* [Challenge]:
Lines holding the string "điện" are the ones to copy; find them all in the data.

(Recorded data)

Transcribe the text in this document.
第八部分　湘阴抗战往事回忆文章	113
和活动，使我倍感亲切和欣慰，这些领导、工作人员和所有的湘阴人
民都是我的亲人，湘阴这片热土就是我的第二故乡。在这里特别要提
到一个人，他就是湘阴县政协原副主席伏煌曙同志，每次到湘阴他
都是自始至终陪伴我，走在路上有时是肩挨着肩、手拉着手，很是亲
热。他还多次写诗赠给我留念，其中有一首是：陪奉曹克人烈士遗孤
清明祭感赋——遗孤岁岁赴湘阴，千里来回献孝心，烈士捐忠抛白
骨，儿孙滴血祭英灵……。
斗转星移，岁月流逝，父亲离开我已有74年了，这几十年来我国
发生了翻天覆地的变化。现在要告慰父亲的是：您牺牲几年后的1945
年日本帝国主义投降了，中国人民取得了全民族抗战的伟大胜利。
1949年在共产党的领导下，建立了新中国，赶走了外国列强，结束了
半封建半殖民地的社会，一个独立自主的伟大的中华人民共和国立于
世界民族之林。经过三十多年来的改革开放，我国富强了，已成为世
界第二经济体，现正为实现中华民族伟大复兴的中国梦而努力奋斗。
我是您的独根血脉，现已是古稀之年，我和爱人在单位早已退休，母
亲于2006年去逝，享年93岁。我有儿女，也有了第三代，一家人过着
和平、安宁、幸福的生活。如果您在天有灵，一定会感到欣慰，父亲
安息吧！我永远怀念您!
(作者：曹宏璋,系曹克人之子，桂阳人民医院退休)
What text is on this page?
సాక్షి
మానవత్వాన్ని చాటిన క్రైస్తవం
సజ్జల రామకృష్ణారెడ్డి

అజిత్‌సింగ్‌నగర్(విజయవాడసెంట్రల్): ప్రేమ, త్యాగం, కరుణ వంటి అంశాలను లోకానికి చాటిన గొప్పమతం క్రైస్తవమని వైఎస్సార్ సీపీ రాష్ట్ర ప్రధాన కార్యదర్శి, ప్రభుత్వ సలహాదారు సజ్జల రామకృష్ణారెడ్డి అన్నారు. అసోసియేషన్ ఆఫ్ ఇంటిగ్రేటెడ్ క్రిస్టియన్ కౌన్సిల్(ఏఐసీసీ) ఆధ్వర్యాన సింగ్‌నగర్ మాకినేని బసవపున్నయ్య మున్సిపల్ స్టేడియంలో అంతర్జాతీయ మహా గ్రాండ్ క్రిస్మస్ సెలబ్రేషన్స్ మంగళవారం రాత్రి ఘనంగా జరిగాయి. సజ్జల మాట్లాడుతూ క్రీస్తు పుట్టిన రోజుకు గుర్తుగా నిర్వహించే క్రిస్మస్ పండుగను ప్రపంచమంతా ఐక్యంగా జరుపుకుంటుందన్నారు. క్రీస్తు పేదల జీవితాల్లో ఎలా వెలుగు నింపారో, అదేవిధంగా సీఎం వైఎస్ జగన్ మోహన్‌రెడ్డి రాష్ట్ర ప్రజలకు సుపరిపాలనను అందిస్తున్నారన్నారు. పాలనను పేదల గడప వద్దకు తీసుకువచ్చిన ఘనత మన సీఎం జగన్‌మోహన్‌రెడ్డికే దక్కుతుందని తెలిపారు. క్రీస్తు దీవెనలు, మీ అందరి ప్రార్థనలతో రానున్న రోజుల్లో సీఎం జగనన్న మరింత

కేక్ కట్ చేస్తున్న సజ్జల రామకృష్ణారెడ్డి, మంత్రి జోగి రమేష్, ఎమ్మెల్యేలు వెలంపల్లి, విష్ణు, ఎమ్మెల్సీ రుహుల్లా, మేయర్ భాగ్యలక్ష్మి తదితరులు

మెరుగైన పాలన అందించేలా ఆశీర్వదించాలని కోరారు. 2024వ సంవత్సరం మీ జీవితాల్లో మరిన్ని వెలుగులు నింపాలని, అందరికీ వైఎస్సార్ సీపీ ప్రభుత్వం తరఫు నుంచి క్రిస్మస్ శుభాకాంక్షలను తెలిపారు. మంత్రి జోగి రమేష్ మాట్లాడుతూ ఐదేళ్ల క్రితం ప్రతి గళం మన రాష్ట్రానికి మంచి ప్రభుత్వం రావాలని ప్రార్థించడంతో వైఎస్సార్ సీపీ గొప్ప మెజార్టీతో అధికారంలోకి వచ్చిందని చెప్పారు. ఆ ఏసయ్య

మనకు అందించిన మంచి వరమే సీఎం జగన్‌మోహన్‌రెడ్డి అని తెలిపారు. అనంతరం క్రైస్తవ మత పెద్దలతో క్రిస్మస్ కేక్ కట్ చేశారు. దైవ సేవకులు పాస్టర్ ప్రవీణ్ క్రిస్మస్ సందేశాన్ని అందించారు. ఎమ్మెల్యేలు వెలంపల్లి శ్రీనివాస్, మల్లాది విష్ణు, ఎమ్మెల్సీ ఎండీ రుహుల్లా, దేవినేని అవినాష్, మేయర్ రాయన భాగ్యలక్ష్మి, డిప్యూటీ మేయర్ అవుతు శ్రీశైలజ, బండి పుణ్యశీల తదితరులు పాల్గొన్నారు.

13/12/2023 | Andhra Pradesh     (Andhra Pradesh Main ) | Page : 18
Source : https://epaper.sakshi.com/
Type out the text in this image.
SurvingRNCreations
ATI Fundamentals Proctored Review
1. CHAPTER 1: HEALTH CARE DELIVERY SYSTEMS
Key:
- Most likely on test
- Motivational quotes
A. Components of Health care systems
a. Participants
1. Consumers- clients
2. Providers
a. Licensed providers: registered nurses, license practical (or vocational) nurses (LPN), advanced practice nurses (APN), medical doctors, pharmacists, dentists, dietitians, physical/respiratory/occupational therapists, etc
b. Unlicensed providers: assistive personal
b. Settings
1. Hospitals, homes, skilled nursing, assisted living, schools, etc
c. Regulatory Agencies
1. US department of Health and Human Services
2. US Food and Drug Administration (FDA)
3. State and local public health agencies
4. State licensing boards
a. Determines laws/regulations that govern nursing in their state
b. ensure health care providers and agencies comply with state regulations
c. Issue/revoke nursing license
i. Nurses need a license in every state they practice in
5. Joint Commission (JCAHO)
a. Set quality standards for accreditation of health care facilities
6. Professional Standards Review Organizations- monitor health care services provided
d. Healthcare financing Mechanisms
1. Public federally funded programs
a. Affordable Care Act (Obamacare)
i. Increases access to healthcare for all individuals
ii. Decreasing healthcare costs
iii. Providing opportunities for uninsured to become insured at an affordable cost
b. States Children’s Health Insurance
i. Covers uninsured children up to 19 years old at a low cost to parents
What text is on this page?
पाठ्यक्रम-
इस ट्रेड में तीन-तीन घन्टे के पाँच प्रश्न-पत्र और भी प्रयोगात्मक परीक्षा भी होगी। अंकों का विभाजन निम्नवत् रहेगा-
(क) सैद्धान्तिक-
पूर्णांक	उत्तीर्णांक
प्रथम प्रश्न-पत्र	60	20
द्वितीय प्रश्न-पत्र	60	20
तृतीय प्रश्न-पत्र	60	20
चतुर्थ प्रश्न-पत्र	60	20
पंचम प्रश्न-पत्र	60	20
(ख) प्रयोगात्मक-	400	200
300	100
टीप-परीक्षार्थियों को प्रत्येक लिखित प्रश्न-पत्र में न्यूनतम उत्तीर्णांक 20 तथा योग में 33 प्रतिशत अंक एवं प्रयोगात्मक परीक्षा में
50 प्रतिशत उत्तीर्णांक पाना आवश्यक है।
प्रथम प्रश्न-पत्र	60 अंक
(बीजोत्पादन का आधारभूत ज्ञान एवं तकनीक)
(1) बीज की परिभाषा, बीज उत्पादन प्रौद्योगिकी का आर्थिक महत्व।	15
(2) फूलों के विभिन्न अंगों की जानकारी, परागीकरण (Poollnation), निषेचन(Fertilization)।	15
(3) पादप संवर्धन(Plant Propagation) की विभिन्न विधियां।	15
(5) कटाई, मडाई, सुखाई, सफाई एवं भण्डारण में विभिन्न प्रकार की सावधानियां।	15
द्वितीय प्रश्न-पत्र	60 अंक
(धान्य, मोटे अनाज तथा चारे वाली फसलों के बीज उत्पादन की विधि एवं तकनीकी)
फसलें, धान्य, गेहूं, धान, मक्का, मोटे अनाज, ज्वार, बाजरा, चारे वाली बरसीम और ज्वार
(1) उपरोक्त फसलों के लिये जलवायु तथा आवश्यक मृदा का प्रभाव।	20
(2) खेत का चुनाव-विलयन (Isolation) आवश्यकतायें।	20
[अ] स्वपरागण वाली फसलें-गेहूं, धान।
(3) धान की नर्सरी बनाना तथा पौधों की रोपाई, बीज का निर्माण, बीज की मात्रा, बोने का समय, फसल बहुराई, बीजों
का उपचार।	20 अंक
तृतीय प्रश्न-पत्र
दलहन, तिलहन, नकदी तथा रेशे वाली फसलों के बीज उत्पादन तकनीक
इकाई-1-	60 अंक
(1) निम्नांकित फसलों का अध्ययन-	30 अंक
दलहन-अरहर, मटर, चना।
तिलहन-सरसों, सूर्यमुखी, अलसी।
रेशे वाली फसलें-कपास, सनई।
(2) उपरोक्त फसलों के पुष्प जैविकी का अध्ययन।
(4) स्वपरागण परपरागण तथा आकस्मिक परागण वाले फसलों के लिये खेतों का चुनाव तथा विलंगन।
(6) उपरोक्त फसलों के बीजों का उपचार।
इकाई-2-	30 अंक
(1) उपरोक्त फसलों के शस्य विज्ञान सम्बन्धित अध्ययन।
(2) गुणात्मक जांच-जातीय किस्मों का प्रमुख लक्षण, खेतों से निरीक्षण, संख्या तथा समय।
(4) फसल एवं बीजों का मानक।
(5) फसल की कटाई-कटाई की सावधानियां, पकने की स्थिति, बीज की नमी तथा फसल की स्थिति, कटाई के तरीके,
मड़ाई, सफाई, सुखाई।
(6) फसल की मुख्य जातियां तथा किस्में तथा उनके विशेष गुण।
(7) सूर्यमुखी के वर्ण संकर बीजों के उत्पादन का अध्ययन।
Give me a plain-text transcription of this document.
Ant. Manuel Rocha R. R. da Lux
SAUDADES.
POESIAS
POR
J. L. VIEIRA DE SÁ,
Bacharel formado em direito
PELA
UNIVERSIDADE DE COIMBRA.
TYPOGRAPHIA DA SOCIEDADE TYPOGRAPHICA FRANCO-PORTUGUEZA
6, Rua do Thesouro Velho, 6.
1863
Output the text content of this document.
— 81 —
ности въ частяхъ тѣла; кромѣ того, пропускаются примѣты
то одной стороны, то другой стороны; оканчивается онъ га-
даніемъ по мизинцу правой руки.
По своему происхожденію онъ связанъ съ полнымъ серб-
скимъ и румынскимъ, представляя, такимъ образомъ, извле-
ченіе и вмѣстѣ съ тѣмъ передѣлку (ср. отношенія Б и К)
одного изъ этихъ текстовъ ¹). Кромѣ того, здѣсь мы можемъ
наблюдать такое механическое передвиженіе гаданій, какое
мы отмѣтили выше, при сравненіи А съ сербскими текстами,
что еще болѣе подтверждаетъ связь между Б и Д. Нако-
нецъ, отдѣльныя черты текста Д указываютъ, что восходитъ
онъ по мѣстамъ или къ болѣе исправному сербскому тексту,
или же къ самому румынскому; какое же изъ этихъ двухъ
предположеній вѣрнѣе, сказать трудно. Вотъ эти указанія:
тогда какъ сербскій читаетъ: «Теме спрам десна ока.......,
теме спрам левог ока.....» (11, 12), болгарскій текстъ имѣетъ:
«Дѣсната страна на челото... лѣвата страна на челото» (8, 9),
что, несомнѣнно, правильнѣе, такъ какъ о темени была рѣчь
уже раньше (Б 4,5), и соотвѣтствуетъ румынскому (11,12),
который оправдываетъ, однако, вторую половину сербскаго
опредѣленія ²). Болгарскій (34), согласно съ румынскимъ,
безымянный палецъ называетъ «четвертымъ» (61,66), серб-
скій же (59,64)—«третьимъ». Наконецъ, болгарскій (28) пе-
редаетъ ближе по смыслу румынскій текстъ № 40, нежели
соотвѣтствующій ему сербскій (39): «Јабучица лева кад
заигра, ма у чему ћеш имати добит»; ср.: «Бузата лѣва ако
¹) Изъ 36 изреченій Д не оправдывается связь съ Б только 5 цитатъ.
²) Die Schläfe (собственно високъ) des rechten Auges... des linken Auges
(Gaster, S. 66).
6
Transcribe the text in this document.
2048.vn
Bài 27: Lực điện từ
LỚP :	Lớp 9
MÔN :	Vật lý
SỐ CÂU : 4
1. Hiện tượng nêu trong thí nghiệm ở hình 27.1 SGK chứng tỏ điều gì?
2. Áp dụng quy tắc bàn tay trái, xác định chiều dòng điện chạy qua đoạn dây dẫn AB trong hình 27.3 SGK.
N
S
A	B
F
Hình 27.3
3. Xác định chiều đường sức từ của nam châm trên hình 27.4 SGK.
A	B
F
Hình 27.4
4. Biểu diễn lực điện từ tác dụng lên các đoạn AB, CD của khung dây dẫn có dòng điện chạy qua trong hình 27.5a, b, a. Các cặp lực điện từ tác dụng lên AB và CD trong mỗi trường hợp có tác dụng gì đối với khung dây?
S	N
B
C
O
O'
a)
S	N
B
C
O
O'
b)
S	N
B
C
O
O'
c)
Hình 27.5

* [Solution to this task]:
Bài 27: Lực điện từ
2. Áp dụng quy tắc bàn tay trái, xác định chiều dòng điện chạy qua đoạn dây dẫn AB trong hình 27.3 SGK.
4. Biểu diễn lực điện từ tác dụng lên các đoạn AB, CD của khung dây dẫn có dòng điện chạy qua trong hình 27.5a, b, a. Các cặp lực điện từ tác dụng lên AB và CD trong mỗi trường hợp có tác dụng gì đối với khung dây?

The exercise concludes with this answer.